*EXERCISE DIRECTIONS*: Return every record in full. Match each one exactly.

*** PROVIDED RECORDS ***

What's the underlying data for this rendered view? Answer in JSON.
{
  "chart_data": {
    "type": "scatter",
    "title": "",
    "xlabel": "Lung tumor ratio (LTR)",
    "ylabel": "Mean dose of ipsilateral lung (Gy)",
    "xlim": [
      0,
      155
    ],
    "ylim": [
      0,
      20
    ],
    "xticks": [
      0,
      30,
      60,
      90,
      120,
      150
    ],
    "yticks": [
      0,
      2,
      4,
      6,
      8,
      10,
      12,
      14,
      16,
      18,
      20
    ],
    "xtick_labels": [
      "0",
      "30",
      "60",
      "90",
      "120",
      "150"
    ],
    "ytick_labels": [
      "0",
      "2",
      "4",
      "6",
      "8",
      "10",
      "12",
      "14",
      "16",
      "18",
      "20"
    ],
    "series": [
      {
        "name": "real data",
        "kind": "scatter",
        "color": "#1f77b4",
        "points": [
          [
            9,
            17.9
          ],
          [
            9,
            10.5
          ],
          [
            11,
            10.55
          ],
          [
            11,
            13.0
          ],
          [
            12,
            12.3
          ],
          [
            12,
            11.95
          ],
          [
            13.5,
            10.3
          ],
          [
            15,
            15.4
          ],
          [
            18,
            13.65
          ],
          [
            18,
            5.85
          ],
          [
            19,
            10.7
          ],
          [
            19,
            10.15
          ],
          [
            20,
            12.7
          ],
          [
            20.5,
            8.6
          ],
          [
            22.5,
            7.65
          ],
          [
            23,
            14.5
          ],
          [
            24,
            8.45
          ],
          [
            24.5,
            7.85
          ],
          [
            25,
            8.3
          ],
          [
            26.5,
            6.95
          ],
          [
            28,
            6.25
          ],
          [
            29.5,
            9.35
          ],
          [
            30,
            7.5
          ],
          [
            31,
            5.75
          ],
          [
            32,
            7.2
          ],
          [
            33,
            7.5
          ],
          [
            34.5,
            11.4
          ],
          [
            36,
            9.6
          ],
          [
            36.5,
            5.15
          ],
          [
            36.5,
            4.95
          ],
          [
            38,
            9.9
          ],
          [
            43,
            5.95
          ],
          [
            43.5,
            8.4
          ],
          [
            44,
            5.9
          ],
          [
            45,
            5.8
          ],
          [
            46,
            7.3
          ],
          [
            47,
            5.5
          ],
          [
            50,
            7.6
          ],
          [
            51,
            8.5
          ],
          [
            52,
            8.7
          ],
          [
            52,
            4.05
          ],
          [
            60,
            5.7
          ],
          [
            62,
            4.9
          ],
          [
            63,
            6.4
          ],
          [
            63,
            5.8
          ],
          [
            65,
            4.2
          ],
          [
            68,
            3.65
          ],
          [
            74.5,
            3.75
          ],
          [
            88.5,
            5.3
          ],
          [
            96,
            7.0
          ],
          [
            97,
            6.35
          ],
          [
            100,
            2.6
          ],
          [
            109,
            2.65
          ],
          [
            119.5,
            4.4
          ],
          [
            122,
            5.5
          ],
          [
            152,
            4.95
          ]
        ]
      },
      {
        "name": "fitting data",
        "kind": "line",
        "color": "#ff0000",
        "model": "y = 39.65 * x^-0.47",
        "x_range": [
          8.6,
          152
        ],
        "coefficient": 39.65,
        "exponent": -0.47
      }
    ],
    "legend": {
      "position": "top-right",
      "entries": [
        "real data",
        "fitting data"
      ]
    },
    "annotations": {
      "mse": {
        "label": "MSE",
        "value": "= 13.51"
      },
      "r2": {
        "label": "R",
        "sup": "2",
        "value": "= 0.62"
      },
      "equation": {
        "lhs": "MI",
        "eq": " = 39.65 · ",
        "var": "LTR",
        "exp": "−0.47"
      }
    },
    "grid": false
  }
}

*** End of PROVIDED RECORDS ***

*THE ANSWER*:
What's the underlying data for this rendered view? Answer in JSON.
{
  "chart_data": {
    "type": "scatter",
    "title": "",
    "xlabel": "Lung tumor ratio (LTR)",
    "ylabel": "Mean dose of ipsilateral lung (Gy)",
    "xlim": [
      0,
      155
    ],
    "ylim": [
      0,
      20
    ],
    "xticks": [
      0,
      30,
      60,
      90,
      120,
      150
    ],
    "yticks": [
      0,
      2,
      4,
      6,
      8,
      10,
      12,
      14,
      16,
      18,
      20
    ],
    "xtick_labels": [
      "0",
      "30",
      "60",
      "90",
      "120",
      "150"
    ],
    "ytick_labels": [
      "0",
      "2",
      "4",
      "6",
      "8",
      "10",
      "12",
      "14",
      "16",
      "18",
      "20"
    ],
    "series": [
      {
        "name": "real data",
        "kind": "scatter",
        "color": "#1f77b4",
        "points": [
          [
            9,
            17.9
          ],
          [
            9,
            10.5
          ],
          [
            11,
            10.55
          ],
          [
            11,
            13.0
          ],
          [
            12,
            12.3
          ],
          [
            12,
            11.95
          ],
          [
            13.5,
            10.3
          ],
          [
            15,
            15.4
          ],
          [
            18,
            13.65
          ],
          [
            18,
            5.85
          ],
          [
            19,
            10.7
          ],
          [
            19,
            10.15
          ],
          [
            20,
            12.7
          ],
          [
            20.5,
            8.6
          ],
          [
            22.5,
            7.65
          ],
          [
            23,
            14.5
          ],
          [
            24,
            8.45
          ],
          [
            24.5,
            7.85
          ],
          [
            25,
            8.3
          ],
          [
            26.5,
            6.95
          ],
          [
            28,
            6.25
          ],
          [
            29.5,
            9.35
          ],
          [
            30,
            7.5
          ],
          [
            31,
            5.75
          ],
          [
            32,
            7.2
          ],
          [
            33,
            7.5
          ],
          [
            34.5,
            11.4
          ],
          [
            36,
            9.6
          ],
          [
            36.5,
            5.15
          ],
          [
            36.5,
            4.95
          ],
          [
            38,
            9.9
          ],
          [
            43,
            5.95
          ],
          [
            43.5,
            8.4
          ],
          [
            44,
            5.9
          ],
          [
            45,
            5.8
          ],
          [
            46,
            7.3
          ],
          [
            47,
            5.5
          ],
          [
            50,
            7.6
          ],
          [
            51,
            8.5
          ],
          [
            52,
            8.7
          ],
          [
            52,
            4.05
          ],
          [
            60,
            5.7
          ],
          [
            62,
            4.9
          ],
          [
            63,
            6.4
          ],
          [
            63,
            5.8
          ],
          [
            65,
            4.2
          ],
          [
            68,
            3.65
          ],
          [
            74.5,
            3.75
          ],
          [
            88.5,
            5.3
          ],
          [
            96,
            7.0
          ],
          [
            97,
            6.35
          ],
          [
            100,
            2.6
          ],
          [
            109,
            2.65
          ],
          [
            119.5,
            4.4
          ],
          [
            122,
            5.5
          ],
          [
            152,
            4.95
          ]
        ]
      },
      {
        "name": "fitting data",
        "kind": "line",
        "color": "#ff0000",
        "model": "y = 39.65 * x^-0.47",
        "x_range": [
          8.6,
          152
        ],
        "coefficient": 39.65,
        "exponent": -0.47
      }
    ],
    "legend": {
      "position": "top-right",
      "entries": [
        "real data",
        "fitting data"
      ]
    },
    "annotations": {
      "mse": {
        "label": "MSE",
        "value": "= 13.51"
      },
      "r2": {
        "label": "R",
        "sup": "2",
        "value": "= 0.62"
      },
      "equation": {
        "lhs": "MI",
        "eq": " = 39.65 · ",
        "var": "LTR",
        "exp": "−0.47"
      }
    },
    "grid": false
  }
}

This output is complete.